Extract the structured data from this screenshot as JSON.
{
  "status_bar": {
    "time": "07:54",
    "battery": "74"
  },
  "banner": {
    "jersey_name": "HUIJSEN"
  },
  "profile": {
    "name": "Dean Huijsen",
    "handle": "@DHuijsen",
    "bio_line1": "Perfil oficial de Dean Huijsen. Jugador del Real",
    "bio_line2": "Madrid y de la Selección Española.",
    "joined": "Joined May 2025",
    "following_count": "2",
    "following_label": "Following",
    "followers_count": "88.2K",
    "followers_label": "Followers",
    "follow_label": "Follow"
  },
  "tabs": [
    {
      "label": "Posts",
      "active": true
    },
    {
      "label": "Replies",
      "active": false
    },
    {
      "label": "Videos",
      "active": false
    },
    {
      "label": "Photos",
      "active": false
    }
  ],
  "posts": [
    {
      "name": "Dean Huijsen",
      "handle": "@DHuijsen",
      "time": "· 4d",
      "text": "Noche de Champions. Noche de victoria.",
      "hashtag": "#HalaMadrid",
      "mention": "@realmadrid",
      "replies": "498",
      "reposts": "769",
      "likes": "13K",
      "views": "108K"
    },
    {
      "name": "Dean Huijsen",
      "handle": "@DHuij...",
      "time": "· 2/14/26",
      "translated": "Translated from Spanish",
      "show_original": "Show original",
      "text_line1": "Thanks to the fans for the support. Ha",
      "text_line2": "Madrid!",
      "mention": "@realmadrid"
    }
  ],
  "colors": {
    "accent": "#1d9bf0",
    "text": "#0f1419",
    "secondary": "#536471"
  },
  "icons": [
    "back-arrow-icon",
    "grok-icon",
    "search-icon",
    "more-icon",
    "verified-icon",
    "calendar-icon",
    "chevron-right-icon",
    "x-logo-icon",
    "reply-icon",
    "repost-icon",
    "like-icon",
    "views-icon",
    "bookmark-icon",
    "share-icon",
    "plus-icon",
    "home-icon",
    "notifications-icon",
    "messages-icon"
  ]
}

**WORK TO DO:**
Retype the data exactly as given.

**WRITTEN SOLUTION:**
Extract the structured data from this screenshot as JSON.
{
  "status_bar": {
    "time": "07:54",
    "battery": "74"
  },
  "banner": {
    "jersey_name": "HUIJSEN"
  },
  "profile": {
    "name": "Dean Huijsen",
    "handle": "@DHuijsen",
    "bio_line1": "Perfil oficial de Dean Huijsen. Jugador del Real",
    "bio_line2": "Madrid y de la Selección Española.",
    "joined": "Joined May 2025",
    "following_count": "2",
    "following_label": "Following",
    "followers_count": "88.2K",
    "followers_label": "Followers",
    "follow_label": "Follow"
  },
  "tabs": [
    {
      "label": "Posts",
      "active": true
    },
    {
      "label": "Replies",
      "active": false
    },
    {
      "label": "Videos",
      "active": false
    },
    {
      "label": "Photos",
      "active": false
    }
  ],
  "posts": [
    {
      "name": "Dean Huijsen",
      "handle": "@DHuijsen",
      "time": "· 4d",
      "text": "Noche de Champions. Noche de victoria.",
      "hashtag": "#HalaMadrid",
      "mention": "@realmadrid",
      "replies": "498",
      "reposts": "769",
      "likes": "13K",
      "views": "108K"
    },
    {
      "name": "Dean Huijsen",
      "handle": "@DHuij...",
      "time": "· 2/14/26",
      "translated": "Translated from Spanish",
      "show_original": "Show original",
      "text_line1": "Thanks to the fans for the support. Ha",
      "text_line2": "Madrid!",
      "mention": "@realmadrid"
    }
  ],
  "colors": {
    "accent": "#1d9bf0",
    "text": "#0f1419",
    "secondary": "#536471"
  },
  "icons": [
    "back-arrow-icon",
    "grok-icon",
    "search-icon",
    "more-icon",
    "verified-icon",
    "calendar-icon",
    "chevron-right-icon",
    "x-logo-icon",
    "reply-icon",
    "repost-icon",
    "like-icon",
    "views-icon",
    "bookmark-icon",
    "share-icon",
    "plus-icon",
    "home-icon",
    "notifications-icon",
    "messages-icon"
  ]
}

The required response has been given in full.